# [EXERCISE DESCRIPTION]
Reproduce the entries word for word, and omit any picture you find in them.

# [INPUT RECORDS]
_____

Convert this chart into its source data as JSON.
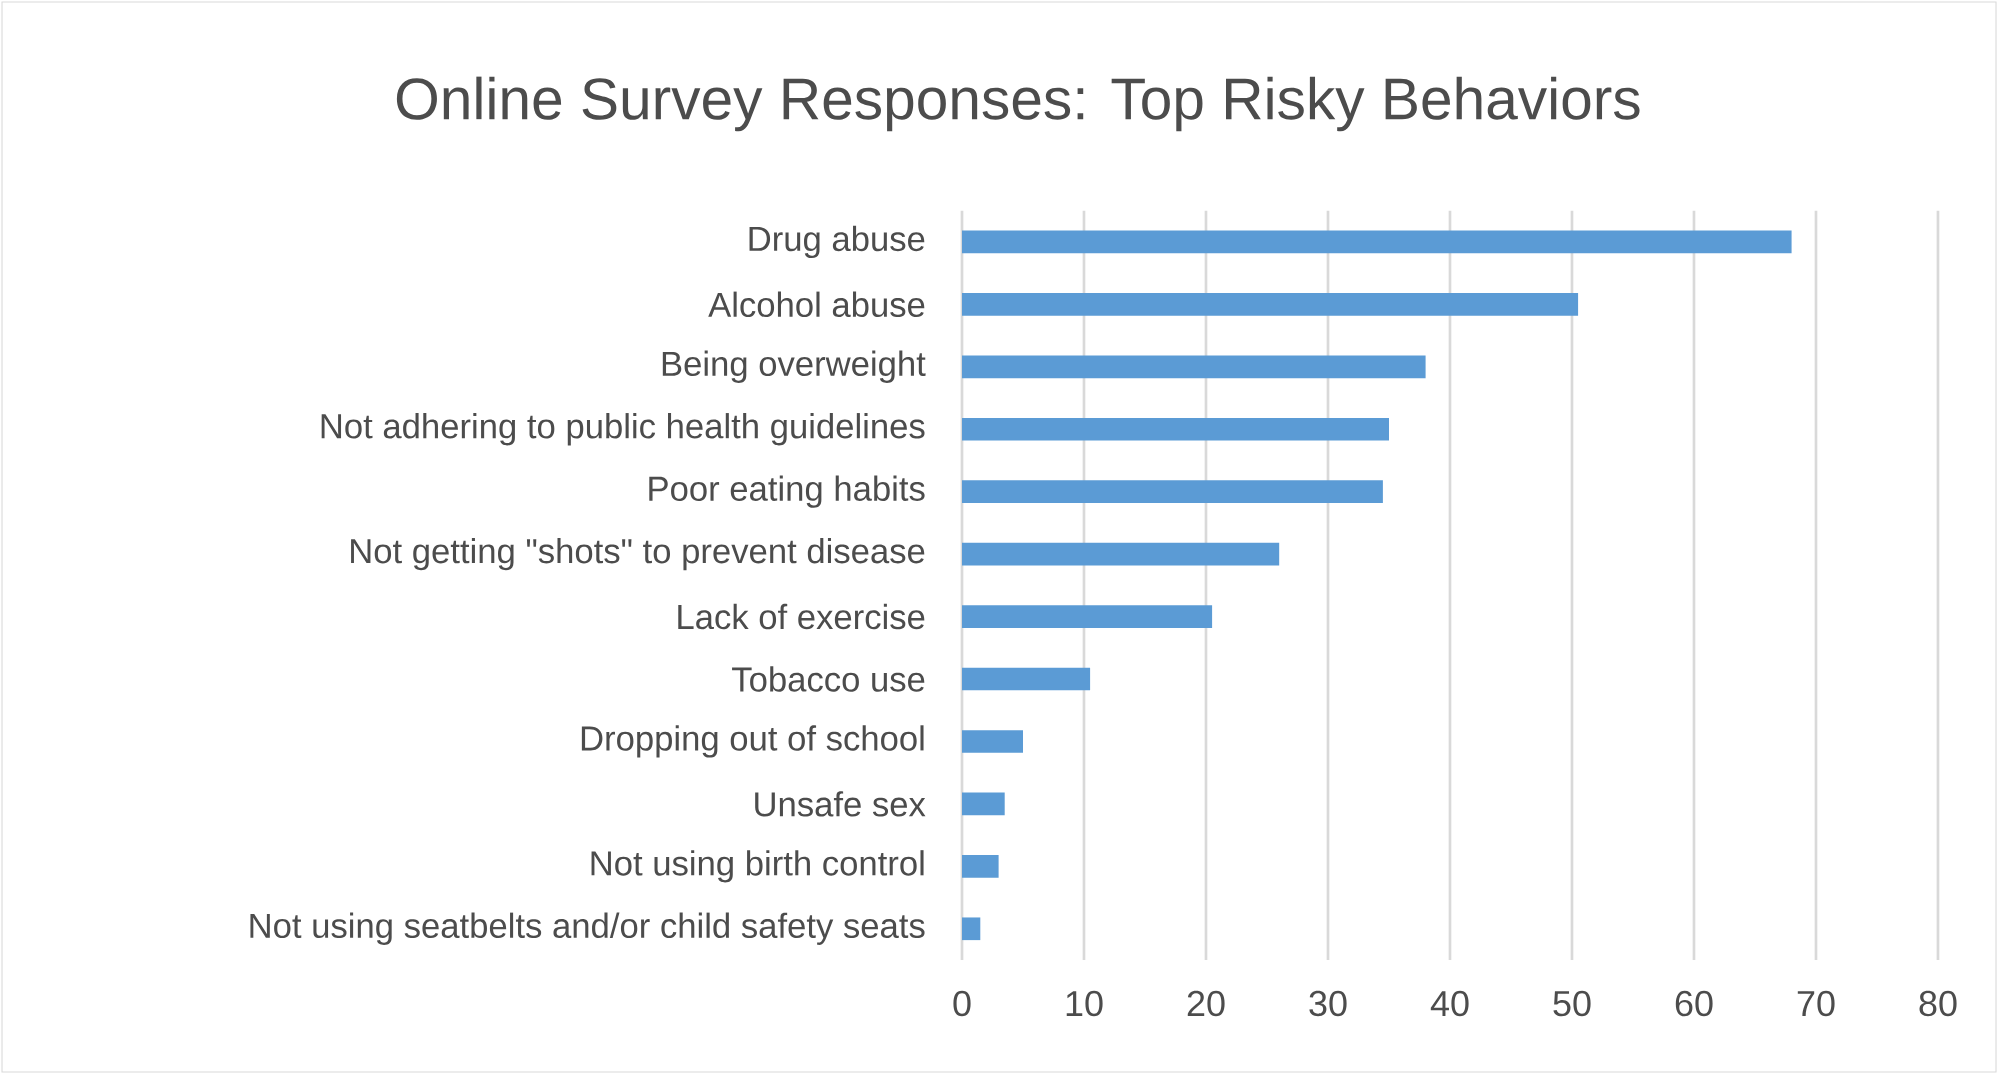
{
  "chart_data": {
    "type": "bar",
    "orientation": "horizontal",
    "title": "Online Survey Responses: Top Risky Behaviors",
    "categories": [
      "Drug abuse",
      "Alcohol abuse",
      "Being overweight",
      "Not adhering to public health guidelines",
      "Poor eating habits",
      "Not getting \"shots\" to prevent disease",
      "Lack of exercise",
      "Tobacco use",
      "Dropping out of school",
      "Unsafe sex",
      "Not using birth control",
      "Not using seatbelts and/or child safety seats"
    ],
    "values": [
      68,
      50.5,
      38,
      35,
      34.5,
      26,
      20.5,
      10.5,
      5,
      3.5,
      3,
      1.5
    ],
    "color": "#5b9bd5",
    "xlim": [
      0,
      80
    ],
    "xticks": [
      0,
      10,
      20,
      30,
      40,
      50,
      60,
      70,
      80
    ],
    "grid": "x"
  }
}
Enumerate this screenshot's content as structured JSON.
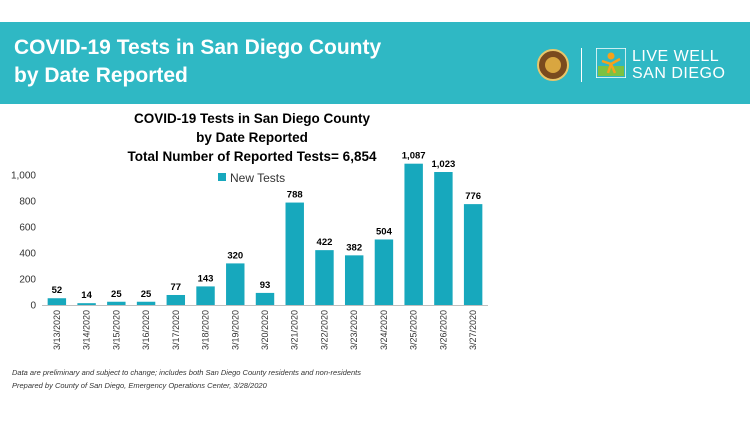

_____

# [ANSWER TO THIS EXERCISE]
Convert this chart into its source data as JSON.
{
  "chart_data": {
    "type": "bar",
    "orientation": "horizontal",
    "title": "Online Survey Responses: Top Risky Behaviors",
    "categories": [
      "Drug abuse",
      "Alcohol abuse",
      "Being overweight",
      "Not adhering to public health guidelines",
      "Poor eating habits",
      "Not getting \"shots\" to prevent disease",
      "Lack of exercise",
      "Tobacco use",
      "Dropping out of school",
      "Unsafe sex",
      "Not using birth control",
      "Not using seatbelts and/or child safety seats"
    ],
    "values": [
      68,
      50.5,
      38,
      35,
      34.5,
      26,
      20.5,
      10.5,
      5,
      3.5,
      3,
      1.5
    ],
    "color": "#5b9bd5",
    "xlim": [
      0,
      80
    ],
    "xticks": [
      0,
      10,
      20,
      30,
      40,
      50,
      60,
      70,
      80
    ],
    "grid": "x"
  }
}
Enumerate this screenshot's content as structured JSON.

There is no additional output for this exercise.